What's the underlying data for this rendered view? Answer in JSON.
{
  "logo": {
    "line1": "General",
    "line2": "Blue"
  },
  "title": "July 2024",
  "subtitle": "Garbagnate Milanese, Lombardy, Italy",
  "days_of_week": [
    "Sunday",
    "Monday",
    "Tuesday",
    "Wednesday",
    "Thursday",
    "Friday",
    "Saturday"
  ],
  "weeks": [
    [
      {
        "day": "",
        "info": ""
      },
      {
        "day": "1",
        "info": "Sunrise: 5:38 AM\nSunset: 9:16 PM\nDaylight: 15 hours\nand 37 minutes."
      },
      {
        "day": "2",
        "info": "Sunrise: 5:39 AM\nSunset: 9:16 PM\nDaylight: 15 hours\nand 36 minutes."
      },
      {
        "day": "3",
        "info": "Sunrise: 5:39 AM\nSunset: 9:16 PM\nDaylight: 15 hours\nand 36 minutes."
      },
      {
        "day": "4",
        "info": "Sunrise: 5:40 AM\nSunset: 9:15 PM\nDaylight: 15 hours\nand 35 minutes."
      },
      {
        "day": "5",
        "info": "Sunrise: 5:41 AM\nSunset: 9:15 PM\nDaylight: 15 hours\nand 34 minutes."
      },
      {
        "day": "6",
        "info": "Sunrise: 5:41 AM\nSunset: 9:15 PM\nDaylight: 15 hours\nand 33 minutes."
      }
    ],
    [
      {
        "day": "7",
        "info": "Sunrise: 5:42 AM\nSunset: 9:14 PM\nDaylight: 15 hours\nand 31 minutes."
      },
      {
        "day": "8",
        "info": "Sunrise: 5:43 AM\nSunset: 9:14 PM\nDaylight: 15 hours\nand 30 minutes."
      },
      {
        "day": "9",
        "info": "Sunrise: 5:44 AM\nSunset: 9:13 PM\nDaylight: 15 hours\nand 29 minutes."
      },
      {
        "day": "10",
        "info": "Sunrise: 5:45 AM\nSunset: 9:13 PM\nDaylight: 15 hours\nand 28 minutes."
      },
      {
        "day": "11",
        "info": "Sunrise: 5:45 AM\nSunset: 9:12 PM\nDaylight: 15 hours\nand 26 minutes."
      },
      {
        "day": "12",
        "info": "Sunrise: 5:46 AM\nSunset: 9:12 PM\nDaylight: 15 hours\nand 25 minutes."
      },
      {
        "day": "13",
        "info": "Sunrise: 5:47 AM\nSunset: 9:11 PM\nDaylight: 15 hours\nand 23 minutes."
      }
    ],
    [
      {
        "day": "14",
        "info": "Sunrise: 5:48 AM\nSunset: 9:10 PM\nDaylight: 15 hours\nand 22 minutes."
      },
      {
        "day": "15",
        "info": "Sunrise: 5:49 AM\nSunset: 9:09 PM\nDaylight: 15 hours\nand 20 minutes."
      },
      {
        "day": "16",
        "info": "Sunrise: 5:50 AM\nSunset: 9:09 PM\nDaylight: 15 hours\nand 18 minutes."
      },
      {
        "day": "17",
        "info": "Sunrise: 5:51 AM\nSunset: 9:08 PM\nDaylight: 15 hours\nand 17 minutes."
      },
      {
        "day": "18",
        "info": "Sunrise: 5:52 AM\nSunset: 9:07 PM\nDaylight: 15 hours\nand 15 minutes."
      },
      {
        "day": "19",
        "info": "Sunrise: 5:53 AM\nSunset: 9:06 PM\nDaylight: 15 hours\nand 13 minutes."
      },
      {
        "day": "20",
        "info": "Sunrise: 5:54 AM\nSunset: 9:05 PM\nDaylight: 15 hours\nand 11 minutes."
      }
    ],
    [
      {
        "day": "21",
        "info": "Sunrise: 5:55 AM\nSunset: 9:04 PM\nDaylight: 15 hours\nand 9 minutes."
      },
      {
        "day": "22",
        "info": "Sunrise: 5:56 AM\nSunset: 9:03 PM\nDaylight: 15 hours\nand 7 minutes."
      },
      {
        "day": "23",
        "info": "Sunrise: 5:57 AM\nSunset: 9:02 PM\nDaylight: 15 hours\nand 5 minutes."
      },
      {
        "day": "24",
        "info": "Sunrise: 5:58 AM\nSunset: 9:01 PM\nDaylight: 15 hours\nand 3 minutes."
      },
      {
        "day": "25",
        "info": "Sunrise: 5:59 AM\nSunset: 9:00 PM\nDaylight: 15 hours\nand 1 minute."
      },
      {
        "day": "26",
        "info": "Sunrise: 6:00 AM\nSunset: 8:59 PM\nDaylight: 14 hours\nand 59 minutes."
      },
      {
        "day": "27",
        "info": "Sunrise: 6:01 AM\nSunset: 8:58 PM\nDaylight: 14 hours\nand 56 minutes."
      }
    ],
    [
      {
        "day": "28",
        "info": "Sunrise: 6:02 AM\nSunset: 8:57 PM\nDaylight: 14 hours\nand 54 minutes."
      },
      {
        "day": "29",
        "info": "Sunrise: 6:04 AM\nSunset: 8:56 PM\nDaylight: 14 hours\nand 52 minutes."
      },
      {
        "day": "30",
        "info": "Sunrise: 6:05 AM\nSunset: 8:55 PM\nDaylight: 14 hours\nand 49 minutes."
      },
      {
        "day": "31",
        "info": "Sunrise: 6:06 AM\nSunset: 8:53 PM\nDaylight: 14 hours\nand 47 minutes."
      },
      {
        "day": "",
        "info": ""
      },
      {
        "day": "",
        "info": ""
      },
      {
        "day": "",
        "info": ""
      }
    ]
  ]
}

● ● ● ●

DO THIS: Copy out each line above, character for character.

RESULT FOR THIS EXERCISE:
What's the underlying data for this rendered view? Answer in JSON.
{
  "logo": {
    "line1": "General",
    "line2": "Blue"
  },
  "title": "July 2024",
  "subtitle": "Garbagnate Milanese, Lombardy, Italy",
  "days_of_week": [
    "Sunday",
    "Monday",
    "Tuesday",
    "Wednesday",
    "Thursday",
    "Friday",
    "Saturday"
  ],
  "weeks": [
    [
      {
        "day": "",
        "info": ""
      },
      {
        "day": "1",
        "info": "Sunrise: 5:38 AM\nSunset: 9:16 PM\nDaylight: 15 hours\nand 37 minutes."
      },
      {
        "day": "2",
        "info": "Sunrise: 5:39 AM\nSunset: 9:16 PM\nDaylight: 15 hours\nand 36 minutes."
      },
      {
        "day": "3",
        "info": "Sunrise: 5:39 AM\nSunset: 9:16 PM\nDaylight: 15 hours\nand 36 minutes."
      },
      {
        "day": "4",
        "info": "Sunrise: 5:40 AM\nSunset: 9:15 PM\nDaylight: 15 hours\nand 35 minutes."
      },
      {
        "day": "5",
        "info": "Sunrise: 5:41 AM\nSunset: 9:15 PM\nDaylight: 15 hours\nand 34 minutes."
      },
      {
        "day": "6",
        "info": "Sunrise: 5:41 AM\nSunset: 9:15 PM\nDaylight: 15 hours\nand 33 minutes."
      }
    ],
    [
      {
        "day": "7",
        "info": "Sunrise: 5:42 AM\nSunset: 9:14 PM\nDaylight: 15 hours\nand 31 minutes."
      },
      {
        "day": "8",
        "info": "Sunrise: 5:43 AM\nSunset: 9:14 PM\nDaylight: 15 hours\nand 30 minutes."
      },
      {
        "day": "9",
        "info": "Sunrise: 5:44 AM\nSunset: 9:13 PM\nDaylight: 15 hours\nand 29 minutes."
      },
      {
        "day": "10",
        "info": "Sunrise: 5:45 AM\nSunset: 9:13 PM\nDaylight: 15 hours\nand 28 minutes."
      },
      {
        "day": "11",
        "info": "Sunrise: 5:45 AM\nSunset: 9:12 PM\nDaylight: 15 hours\nand 26 minutes."
      },
      {
        "day": "12",
        "info": "Sunrise: 5:46 AM\nSunset: 9:12 PM\nDaylight: 15 hours\nand 25 minutes."
      },
      {
        "day": "13",
        "info": "Sunrise: 5:47 AM\nSunset: 9:11 PM\nDaylight: 15 hours\nand 23 minutes."
      }
    ],
    [
      {
        "day": "14",
        "info": "Sunrise: 5:48 AM\nSunset: 9:10 PM\nDaylight: 15 hours\nand 22 minutes."
      },
      {
        "day": "15",
        "info": "Sunrise: 5:49 AM\nSunset: 9:09 PM\nDaylight: 15 hours\nand 20 minutes."
      },
      {
        "day": "16",
        "info": "Sunrise: 5:50 AM\nSunset: 9:09 PM\nDaylight: 15 hours\nand 18 minutes."
      },
      {
        "day": "17",
        "info": "Sunrise: 5:51 AM\nSunset: 9:08 PM\nDaylight: 15 hours\nand 17 minutes."
      },
      {
        "day": "18",
        "info": "Sunrise: 5:52 AM\nSunset: 9:07 PM\nDaylight: 15 hours\nand 15 minutes."
      },
      {
        "day": "19",
        "info": "Sunrise: 5:53 AM\nSunset: 9:06 PM\nDaylight: 15 hours\nand 13 minutes."
      },
      {
        "day": "20",
        "info": "Sunrise: 5:54 AM\nSunset: 9:05 PM\nDaylight: 15 hours\nand 11 minutes."
      }
    ],
    [
      {
        "day": "21",
        "info": "Sunrise: 5:55 AM\nSunset: 9:04 PM\nDaylight: 15 hours\nand 9 minutes."
      },
      {
        "day": "22",
        "info": "Sunrise: 5:56 AM\nSunset: 9:03 PM\nDaylight: 15 hours\nand 7 minutes."
      },
      {
        "day": "23",
        "info": "Sunrise: 5:57 AM\nSunset: 9:02 PM\nDaylight: 15 hours\nand 5 minutes."
      },
      {
        "day": "24",
        "info": "Sunrise: 5:58 AM\nSunset: 9:01 PM\nDaylight: 15 hours\nand 3 minutes."
      },
      {
        "day": "25",
        "info": "Sunrise: 5:59 AM\nSunset: 9:00 PM\nDaylight: 15 hours\nand 1 minute."
      },
      {
        "day": "26",
        "info": "Sunrise: 6:00 AM\nSunset: 8:59 PM\nDaylight: 14 hours\nand 59 minutes."
      },
      {
        "day": "27",
        "info": "Sunrise: 6:01 AM\nSunset: 8:58 PM\nDaylight: 14 hours\nand 56 minutes."
      }
    ],
    [
      {
        "day": "28",
        "info": "Sunrise: 6:02 AM\nSunset: 8:57 PM\nDaylight: 14 hours\nand 54 minutes."
      },
      {
        "day": "29",
        "info": "Sunrise: 6:04 AM\nSunset: 8:56 PM\nDaylight: 14 hours\nand 52 minutes."
      },
      {
        "day": "30",
        "info": "Sunrise: 6:05 AM\nSunset: 8:55 PM\nDaylight: 14 hours\nand 49 minutes."
      },
      {
        "day": "31",
        "info": "Sunrise: 6:06 AM\nSunset: 8:53 PM\nDaylight: 14 hours\nand 47 minutes."
      },
      {
        "day": "",
        "info": ""
      },
      {
        "day": "",
        "info": ""
      },
      {
        "day": "",
        "info": ""
      }
    ]
  ]
}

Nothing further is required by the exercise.